- _What the exercise asks_
Write out every line below that includes the word "iaculis".

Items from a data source
▬▬▬

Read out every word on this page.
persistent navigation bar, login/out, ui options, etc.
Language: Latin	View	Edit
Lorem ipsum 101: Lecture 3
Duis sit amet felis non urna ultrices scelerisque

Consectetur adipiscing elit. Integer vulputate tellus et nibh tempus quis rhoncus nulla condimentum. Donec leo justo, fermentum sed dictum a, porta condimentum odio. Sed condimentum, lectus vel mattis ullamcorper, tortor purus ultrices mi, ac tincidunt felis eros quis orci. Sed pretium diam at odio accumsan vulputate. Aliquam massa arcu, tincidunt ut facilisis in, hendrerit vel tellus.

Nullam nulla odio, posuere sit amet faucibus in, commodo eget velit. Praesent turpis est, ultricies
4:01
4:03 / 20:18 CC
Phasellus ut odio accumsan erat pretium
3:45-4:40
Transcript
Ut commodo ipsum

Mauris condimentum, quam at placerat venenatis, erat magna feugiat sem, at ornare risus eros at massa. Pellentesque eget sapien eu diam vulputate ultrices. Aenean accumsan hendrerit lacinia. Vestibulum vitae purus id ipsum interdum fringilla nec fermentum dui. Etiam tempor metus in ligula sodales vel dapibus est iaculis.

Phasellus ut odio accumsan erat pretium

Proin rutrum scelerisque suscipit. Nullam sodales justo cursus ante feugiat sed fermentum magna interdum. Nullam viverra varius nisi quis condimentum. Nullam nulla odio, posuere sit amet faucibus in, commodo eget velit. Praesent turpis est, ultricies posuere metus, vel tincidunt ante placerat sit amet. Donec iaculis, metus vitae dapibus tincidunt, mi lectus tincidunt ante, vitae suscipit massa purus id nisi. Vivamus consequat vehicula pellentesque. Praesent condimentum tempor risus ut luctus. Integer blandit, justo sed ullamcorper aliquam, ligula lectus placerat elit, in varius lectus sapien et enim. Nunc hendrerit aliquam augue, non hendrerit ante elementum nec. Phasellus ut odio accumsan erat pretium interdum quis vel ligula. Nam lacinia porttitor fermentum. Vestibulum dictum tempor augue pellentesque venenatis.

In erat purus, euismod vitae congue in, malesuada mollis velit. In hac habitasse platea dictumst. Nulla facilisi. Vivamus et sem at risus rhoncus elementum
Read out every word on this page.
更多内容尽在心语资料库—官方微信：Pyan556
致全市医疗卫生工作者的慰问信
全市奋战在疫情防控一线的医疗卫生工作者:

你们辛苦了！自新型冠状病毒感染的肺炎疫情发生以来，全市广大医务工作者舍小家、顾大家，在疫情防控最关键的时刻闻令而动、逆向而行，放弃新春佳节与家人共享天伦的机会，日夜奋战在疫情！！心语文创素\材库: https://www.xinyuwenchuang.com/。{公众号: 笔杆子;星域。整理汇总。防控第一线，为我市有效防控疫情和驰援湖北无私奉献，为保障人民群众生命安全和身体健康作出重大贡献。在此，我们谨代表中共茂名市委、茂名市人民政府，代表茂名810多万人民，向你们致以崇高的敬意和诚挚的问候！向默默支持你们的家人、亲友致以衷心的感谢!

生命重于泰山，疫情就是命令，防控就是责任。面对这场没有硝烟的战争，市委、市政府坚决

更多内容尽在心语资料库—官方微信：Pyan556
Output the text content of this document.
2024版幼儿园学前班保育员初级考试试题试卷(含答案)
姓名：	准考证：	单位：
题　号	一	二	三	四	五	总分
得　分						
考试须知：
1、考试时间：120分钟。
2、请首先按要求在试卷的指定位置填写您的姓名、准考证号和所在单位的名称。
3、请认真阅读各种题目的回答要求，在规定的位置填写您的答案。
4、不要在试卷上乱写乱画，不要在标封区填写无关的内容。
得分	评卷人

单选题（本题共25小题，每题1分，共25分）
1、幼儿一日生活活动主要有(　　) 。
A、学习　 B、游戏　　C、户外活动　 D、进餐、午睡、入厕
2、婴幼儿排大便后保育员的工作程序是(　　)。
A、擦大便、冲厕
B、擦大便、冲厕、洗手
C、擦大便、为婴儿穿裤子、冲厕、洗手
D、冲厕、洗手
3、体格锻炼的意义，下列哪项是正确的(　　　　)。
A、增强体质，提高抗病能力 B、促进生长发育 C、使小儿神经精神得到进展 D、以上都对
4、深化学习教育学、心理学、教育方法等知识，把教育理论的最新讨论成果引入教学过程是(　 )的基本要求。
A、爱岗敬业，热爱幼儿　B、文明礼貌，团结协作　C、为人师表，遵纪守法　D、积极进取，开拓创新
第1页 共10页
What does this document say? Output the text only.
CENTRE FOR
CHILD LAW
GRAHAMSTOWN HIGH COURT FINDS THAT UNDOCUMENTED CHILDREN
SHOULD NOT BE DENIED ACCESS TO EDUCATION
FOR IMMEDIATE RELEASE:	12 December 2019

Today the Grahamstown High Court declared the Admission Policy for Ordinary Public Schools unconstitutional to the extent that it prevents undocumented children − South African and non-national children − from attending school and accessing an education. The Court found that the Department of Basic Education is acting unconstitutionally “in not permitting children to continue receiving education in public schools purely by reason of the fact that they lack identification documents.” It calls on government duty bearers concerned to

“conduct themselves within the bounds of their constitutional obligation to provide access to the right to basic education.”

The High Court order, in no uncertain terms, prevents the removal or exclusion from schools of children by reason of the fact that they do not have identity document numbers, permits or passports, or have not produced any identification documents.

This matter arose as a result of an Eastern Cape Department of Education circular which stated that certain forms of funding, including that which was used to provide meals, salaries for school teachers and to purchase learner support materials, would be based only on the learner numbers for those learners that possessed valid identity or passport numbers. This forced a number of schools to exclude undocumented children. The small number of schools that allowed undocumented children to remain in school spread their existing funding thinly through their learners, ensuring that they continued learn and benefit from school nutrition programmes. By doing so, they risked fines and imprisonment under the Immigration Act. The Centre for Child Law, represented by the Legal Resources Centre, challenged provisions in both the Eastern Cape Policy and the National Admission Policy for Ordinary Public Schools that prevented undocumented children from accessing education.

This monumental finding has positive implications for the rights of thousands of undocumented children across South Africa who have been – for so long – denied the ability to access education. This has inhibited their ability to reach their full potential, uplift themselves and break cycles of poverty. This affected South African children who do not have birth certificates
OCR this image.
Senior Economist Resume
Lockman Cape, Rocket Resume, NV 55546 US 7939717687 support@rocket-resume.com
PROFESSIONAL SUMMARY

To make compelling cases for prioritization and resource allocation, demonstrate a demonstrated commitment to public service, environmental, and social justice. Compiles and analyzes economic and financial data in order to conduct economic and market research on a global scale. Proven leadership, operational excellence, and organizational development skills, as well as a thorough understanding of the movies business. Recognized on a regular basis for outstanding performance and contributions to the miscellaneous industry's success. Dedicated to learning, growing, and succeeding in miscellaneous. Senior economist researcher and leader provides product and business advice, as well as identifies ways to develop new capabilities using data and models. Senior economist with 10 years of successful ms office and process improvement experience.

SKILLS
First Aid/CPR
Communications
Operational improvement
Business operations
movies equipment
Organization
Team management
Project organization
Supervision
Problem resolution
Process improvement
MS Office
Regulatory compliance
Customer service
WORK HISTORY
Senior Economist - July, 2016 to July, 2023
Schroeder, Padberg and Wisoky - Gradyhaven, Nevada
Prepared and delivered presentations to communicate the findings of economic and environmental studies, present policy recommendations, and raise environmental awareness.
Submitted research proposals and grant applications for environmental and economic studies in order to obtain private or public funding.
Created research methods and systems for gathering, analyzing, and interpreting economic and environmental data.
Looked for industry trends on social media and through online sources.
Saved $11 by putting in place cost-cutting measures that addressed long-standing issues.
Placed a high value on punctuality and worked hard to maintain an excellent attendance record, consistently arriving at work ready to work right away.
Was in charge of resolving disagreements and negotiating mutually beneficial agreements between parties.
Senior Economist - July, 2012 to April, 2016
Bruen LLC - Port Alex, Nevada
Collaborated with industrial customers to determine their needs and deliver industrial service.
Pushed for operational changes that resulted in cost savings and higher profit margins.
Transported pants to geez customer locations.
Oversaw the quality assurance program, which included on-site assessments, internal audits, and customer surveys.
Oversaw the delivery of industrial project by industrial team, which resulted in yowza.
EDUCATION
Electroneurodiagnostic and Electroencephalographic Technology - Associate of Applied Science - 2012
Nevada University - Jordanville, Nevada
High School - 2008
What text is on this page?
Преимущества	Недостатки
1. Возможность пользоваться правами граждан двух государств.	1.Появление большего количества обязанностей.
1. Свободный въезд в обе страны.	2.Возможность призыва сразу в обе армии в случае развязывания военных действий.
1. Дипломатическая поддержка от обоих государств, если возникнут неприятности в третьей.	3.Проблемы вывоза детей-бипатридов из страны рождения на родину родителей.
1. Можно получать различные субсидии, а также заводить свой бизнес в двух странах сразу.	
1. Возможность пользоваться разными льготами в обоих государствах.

▬▬▬

- _Exercise response_
Mauris condimentum, quam at placerat venenatis, erat magna feugiat sem, at ornare risus eros at massa. Pellentesque eget sapien eu diam vulputate ultrices. Aenean accumsan hendrerit lacinia. Vestibulum vitae purus id ipsum interdum fringilla nec fermentum dui. Etiam tempor metus in ligula sodales vel dapibus est iaculis.
Proin rutrum scelerisque suscipit. Nullam sodales justo cursus ante feugiat sed fermentum magna interdum. Nullam viverra varius nisi quis condimentum. Nullam nulla odio, posuere sit amet faucibus in, commodo eget velit. Praesent turpis est, ultricies posuere metus, vel tincidunt ante placerat sit amet. Donec iaculis, metus vitae dapibus tincidunt, mi lectus tincidunt ante, vitae suscipit massa purus id nisi. Vivamus consequat vehicula pellentesque. Praesent condimentum tempor risus ut luctus. Integer blandit, justo sed ullamcorper aliquam, ligula lectus placerat elit, in varius lectus sapien et enim. Nunc hendrerit aliquam augue, non hendrerit ante elementum nec. Phasellus ut odio accumsan erat pretium interdum quis vel ligula. Nam lacinia porttitor fermentum. Vestibulum dictum tempor augue pellentesque venenatis.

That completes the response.